Task to complete |
Find all the lines with "title" and gather them.

Input data |
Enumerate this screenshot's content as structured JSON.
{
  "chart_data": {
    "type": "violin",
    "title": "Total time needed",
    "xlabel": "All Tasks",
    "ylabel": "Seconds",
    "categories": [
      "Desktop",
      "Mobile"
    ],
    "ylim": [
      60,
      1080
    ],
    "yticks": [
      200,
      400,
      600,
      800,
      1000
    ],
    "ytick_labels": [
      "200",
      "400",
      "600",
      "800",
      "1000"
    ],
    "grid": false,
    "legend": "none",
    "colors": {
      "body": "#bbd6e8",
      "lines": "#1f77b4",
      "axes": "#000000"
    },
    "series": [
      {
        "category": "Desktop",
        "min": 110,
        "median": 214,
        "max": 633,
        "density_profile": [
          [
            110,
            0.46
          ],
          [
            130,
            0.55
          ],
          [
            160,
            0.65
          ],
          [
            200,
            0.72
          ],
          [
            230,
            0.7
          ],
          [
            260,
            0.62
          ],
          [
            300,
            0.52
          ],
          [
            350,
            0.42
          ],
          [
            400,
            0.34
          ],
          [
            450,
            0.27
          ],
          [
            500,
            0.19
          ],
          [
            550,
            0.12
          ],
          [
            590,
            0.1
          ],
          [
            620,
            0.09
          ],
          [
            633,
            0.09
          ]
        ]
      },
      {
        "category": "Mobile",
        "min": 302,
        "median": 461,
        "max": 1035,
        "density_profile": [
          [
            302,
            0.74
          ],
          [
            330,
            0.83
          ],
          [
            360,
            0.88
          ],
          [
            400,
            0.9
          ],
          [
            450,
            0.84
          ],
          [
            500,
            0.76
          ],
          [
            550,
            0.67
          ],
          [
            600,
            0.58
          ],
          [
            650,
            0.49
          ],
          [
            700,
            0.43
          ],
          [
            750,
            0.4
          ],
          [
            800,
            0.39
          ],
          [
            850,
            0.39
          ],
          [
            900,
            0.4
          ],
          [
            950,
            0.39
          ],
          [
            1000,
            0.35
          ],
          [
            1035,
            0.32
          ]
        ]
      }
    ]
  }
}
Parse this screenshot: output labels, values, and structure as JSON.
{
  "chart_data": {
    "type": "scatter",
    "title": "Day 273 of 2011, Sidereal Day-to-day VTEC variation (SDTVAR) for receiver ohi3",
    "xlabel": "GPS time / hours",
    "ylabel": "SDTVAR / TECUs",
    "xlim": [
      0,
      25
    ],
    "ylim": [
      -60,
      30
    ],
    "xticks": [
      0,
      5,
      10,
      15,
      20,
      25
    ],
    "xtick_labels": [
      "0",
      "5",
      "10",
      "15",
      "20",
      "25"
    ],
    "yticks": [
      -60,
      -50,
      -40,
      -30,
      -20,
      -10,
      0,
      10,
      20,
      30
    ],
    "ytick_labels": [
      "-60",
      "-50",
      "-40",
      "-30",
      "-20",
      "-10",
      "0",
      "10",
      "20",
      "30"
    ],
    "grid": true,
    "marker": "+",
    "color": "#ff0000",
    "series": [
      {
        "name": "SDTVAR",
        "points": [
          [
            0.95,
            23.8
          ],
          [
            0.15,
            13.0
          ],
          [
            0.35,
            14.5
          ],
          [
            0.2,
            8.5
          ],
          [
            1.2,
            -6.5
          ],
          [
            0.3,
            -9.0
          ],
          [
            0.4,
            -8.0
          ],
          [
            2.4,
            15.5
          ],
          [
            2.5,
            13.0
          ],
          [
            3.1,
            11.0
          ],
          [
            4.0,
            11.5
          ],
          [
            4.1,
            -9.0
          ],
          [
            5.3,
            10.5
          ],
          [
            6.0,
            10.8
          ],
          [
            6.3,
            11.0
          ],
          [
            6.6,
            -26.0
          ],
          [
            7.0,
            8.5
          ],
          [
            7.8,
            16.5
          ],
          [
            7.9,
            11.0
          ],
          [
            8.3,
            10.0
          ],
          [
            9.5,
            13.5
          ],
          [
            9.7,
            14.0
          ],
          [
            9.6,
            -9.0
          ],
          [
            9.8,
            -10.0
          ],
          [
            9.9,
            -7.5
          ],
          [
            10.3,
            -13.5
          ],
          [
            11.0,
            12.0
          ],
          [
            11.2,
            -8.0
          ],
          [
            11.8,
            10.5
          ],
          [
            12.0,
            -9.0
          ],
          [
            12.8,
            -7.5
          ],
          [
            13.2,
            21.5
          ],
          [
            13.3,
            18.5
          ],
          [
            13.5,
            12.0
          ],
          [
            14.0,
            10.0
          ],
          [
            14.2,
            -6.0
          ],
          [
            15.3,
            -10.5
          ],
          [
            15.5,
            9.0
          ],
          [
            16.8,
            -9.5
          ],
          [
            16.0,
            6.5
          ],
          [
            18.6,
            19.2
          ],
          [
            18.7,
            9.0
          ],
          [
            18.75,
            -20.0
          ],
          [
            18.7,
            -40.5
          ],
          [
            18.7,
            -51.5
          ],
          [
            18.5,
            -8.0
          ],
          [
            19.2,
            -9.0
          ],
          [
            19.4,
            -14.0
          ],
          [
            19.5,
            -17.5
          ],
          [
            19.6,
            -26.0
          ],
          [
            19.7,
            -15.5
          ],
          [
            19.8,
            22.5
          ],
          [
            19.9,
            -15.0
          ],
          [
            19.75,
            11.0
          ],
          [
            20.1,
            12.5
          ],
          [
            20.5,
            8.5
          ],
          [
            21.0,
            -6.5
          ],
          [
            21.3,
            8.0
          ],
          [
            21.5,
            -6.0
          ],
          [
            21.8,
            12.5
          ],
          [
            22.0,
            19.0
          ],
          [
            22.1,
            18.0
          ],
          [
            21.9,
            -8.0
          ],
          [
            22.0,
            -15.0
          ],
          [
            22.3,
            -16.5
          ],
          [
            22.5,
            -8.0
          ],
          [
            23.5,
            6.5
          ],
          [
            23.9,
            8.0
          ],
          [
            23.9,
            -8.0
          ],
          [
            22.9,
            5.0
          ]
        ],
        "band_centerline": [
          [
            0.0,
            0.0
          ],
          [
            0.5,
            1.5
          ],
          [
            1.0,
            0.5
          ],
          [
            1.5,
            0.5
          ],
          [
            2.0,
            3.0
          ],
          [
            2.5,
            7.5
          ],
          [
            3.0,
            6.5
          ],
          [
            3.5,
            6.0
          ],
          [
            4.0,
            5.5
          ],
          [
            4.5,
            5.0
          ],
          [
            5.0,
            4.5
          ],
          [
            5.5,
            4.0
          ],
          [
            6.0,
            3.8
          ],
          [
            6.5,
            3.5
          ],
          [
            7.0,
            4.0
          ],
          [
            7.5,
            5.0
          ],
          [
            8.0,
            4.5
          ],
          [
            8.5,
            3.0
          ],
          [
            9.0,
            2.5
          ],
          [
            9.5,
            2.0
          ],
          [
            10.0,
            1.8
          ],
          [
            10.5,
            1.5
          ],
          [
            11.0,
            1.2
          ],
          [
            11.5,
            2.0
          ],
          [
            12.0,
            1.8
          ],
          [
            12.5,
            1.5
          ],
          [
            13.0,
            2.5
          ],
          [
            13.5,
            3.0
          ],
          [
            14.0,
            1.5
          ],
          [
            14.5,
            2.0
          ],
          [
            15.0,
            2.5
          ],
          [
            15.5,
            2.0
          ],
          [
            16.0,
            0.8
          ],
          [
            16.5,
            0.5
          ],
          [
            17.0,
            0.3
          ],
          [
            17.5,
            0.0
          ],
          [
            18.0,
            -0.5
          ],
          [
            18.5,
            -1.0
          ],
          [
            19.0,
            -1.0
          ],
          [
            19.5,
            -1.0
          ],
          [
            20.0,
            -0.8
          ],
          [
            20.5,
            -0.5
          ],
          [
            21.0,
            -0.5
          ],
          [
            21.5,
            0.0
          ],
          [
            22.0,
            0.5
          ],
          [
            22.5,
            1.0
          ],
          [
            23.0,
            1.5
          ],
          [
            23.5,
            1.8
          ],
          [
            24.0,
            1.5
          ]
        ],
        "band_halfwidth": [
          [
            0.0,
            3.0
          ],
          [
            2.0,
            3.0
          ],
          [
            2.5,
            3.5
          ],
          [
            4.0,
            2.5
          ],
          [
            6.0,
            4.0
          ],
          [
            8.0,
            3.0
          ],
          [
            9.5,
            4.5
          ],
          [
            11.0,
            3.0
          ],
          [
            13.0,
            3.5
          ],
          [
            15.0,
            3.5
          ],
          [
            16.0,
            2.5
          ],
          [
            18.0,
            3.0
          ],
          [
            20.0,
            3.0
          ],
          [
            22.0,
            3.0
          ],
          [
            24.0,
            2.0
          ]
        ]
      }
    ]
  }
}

Task solution |
    "title": "Total time needed",
    "title": "Day 273 of 2011, Sidereal Day-to-day VTEC variation (SDTVAR) for receiver ohi3",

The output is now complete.